* [Your objective]:
Turn the entries into a numbered list, from the first line up to and including the line with "colorbar-tick-label: 0.2 [572,655,586,666]". Leave out any blank lines.

---*---

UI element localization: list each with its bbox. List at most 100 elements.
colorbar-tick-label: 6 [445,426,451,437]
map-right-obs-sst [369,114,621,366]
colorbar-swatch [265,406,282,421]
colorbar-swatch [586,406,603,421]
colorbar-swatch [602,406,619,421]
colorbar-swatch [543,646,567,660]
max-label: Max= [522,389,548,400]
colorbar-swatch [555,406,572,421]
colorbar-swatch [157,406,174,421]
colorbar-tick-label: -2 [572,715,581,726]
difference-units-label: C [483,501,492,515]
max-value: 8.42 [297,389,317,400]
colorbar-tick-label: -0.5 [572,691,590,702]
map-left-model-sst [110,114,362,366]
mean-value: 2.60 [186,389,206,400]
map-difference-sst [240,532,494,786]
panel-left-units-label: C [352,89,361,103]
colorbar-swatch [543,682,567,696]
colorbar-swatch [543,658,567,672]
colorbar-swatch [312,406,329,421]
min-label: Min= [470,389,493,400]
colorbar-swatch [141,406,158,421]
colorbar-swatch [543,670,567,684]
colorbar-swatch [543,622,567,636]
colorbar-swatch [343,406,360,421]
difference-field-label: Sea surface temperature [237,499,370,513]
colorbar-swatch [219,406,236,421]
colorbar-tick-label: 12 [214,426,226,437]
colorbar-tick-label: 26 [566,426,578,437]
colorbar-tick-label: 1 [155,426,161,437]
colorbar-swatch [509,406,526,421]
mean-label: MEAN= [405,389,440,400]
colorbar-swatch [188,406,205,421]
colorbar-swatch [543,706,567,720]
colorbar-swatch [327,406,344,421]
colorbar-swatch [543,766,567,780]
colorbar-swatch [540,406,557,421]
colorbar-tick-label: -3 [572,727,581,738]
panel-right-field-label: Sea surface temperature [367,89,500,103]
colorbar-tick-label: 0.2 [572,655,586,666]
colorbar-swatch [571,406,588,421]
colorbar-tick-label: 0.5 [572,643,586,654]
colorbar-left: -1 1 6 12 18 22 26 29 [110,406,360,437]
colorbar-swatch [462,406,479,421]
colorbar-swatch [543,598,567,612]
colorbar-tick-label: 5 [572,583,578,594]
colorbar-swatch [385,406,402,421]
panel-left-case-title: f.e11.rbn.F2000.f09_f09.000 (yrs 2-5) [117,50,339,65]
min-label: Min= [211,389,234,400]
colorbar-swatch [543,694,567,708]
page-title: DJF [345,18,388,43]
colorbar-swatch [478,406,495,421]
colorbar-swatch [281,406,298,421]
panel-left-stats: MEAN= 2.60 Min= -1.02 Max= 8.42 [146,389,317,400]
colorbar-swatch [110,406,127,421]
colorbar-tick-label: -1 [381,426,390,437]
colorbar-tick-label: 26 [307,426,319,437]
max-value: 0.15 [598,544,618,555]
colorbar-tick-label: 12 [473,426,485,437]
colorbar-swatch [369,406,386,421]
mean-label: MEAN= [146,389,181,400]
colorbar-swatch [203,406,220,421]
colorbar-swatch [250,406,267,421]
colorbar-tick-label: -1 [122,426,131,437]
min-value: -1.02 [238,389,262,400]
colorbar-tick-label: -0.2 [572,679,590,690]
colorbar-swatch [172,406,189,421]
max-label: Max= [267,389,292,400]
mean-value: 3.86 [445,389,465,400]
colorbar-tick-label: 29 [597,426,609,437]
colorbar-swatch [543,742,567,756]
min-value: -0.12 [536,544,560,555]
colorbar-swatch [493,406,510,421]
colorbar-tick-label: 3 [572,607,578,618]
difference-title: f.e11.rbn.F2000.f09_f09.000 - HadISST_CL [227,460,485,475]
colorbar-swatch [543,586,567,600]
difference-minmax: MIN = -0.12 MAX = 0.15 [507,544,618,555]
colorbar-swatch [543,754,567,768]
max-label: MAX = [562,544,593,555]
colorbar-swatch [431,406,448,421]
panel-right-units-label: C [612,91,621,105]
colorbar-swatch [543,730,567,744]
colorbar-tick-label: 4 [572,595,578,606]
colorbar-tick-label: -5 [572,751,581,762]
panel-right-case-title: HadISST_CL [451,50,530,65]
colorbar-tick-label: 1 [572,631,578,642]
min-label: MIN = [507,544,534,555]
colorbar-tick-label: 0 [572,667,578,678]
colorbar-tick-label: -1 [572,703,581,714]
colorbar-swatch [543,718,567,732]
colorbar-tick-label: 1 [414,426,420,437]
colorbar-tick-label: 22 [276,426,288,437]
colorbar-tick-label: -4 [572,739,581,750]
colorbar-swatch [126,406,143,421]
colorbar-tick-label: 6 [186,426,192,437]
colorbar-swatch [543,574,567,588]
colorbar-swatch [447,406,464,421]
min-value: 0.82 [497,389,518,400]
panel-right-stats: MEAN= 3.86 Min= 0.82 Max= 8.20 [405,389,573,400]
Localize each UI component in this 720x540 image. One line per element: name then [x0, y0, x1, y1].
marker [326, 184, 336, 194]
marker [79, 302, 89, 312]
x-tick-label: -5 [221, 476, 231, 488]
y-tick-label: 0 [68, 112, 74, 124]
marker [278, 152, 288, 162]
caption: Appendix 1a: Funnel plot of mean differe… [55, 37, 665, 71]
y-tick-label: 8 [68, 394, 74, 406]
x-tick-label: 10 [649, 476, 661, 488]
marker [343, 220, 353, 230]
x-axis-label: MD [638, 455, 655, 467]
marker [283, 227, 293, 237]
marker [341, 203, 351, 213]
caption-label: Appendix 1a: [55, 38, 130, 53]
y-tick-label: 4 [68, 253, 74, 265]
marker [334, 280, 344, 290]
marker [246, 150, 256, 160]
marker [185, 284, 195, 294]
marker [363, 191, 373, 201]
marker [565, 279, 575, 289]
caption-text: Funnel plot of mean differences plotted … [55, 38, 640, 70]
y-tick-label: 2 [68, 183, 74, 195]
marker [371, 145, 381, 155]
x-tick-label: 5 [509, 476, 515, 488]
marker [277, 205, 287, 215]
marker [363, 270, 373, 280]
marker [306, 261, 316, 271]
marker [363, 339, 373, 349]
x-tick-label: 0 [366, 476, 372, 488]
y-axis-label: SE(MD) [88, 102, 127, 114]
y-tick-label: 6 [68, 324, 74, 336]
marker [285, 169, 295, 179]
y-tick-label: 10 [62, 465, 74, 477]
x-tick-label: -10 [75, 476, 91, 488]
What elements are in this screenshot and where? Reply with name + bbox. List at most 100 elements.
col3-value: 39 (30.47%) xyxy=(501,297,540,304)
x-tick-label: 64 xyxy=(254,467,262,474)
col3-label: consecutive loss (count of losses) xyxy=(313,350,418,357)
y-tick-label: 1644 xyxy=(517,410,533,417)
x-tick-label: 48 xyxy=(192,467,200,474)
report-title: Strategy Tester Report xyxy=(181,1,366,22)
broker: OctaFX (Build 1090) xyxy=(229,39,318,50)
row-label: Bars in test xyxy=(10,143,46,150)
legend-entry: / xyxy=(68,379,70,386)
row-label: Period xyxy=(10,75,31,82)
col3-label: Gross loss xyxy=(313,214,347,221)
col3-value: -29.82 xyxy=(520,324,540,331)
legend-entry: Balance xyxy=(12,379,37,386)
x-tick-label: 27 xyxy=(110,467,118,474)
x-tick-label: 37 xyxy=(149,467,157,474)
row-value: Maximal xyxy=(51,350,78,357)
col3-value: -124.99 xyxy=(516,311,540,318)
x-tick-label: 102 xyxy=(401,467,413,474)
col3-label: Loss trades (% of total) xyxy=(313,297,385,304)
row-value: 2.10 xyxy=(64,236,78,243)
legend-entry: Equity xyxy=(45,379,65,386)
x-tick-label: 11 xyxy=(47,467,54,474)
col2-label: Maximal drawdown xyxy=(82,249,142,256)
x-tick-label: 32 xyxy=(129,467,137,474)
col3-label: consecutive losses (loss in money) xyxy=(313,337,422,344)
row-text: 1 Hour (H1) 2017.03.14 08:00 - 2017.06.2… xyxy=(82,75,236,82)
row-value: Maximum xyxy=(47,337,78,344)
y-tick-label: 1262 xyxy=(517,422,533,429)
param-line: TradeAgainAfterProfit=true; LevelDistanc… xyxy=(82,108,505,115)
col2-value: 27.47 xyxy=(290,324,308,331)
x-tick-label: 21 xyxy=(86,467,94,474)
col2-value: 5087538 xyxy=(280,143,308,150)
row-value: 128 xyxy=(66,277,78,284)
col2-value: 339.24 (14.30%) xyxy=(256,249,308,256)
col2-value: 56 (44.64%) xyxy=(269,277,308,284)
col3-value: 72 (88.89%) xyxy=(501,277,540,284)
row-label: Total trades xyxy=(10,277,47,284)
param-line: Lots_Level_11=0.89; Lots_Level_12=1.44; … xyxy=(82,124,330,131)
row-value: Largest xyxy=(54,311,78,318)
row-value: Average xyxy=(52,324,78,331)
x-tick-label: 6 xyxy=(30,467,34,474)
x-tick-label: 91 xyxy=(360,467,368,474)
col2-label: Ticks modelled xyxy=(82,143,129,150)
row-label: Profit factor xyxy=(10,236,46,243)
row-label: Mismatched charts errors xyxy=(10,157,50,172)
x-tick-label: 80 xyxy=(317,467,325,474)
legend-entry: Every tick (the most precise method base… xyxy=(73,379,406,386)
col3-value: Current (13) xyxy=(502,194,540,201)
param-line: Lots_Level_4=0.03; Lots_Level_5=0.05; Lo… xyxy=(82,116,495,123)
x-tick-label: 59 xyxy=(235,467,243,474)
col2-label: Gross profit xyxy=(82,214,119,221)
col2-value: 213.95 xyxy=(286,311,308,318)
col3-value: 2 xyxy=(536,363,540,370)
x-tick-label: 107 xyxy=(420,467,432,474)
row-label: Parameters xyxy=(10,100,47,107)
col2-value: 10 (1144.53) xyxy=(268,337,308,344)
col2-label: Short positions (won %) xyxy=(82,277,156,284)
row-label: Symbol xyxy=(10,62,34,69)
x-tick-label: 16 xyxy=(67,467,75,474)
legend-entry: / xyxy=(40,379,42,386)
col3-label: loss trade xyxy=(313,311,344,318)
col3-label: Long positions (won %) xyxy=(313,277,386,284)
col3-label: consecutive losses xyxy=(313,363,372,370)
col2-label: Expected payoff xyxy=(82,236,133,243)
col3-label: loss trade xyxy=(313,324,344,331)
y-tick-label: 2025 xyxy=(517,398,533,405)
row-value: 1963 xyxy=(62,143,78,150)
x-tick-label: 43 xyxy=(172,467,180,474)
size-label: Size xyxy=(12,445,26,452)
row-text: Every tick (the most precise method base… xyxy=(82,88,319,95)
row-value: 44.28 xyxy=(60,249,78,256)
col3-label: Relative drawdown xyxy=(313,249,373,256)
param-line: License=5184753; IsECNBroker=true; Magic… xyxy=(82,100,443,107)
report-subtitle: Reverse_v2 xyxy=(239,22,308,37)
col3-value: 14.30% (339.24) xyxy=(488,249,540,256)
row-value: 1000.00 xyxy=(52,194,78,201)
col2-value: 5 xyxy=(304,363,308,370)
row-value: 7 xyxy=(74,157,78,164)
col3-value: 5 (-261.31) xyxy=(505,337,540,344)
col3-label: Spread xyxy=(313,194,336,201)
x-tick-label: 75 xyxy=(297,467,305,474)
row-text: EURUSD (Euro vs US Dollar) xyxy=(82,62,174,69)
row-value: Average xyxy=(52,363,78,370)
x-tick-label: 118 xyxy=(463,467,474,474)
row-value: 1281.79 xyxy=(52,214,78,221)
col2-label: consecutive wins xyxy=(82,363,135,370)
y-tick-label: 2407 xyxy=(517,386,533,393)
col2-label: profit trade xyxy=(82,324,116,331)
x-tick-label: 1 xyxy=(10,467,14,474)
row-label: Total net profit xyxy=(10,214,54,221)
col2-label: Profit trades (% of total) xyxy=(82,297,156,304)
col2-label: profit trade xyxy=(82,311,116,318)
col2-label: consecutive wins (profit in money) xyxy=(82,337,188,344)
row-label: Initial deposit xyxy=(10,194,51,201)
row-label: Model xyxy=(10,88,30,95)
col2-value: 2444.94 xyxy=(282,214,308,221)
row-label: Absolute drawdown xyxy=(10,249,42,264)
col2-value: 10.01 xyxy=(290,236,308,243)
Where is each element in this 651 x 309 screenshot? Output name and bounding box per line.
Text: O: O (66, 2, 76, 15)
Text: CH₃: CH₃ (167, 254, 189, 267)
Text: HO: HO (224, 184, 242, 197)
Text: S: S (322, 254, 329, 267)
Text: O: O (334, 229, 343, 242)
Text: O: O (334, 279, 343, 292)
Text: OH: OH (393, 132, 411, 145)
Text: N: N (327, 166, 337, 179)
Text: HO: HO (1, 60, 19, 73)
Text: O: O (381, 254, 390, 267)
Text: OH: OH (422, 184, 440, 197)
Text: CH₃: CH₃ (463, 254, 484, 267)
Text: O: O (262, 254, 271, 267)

---*---

* [Response for this exercise]:
1. UI element localization: list each with its bbox. List at most 100 elements.
2. colorbar-tick-label: 6 [445,426,451,437]
3. map-right-obs-sst [369,114,621,366]
4. colorbar-swatch [265,406,282,421]
5. colorbar-swatch [586,406,603,421]
6. colorbar-swatch [602,406,619,421]
7. colorbar-swatch [543,646,567,660]
8. max-label: Max= [522,389,548,400]
9. colorbar-swatch [555,406,572,421]
10. colorbar-swatch [157,406,174,421]
11. colorbar-tick-label: -2 [572,715,581,726]
12. difference-units-label: C [483,501,492,515]
13. max-value: 8.42 [297,389,317,400]
14. colorbar-tick-label: -0.5 [572,691,590,702]
15. map-left-model-sst [110,114,362,366]
16. mean-value: 2.60 [186,389,206,400]
17. map-difference-sst [240,532,494,786]
18. panel-left-units-label: C [352,89,361,103]
19. colorbar-swatch [543,682,567,696]
20. colorbar-swatch [543,658,567,672]
21. colorbar-swatch [312,406,329,421]
22. min-label: Min= [470,389,493,400]
23. colorbar-swatch [141,406,158,421]
24. colorbar-swatch [543,670,567,684]
25. colorbar-swatch [543,622,567,636]
26. colorbar-swatch [343,406,360,421]
27. difference-field-label: Sea surface temperature [237,499,370,513]
28. colorbar-swatch [219,406,236,421]
29. colorbar-tick-label: 12 [214,426,226,437]
30. colorbar-tick-label: 26 [566,426,578,437]
31. colorbar-tick-label: 1 [155,426,161,437]
32. colorbar-swatch [509,406,526,421]
33. mean-label: MEAN= [405,389,440,400]
34. colorbar-swatch [188,406,205,421]
35. colorbar-swatch [543,706,567,720]
36. colorbar-swatch [327,406,344,421]
37. colorbar-swatch [543,766,567,780]
38. colorbar-swatch [540,406,557,421]
39. colorbar-tick-label: -3 [572,727,581,738]
40. panel-right-field-label: Sea surface temperature [367,89,500,103]
41. colorbar-tick-label: 0.2 [572,655,586,666]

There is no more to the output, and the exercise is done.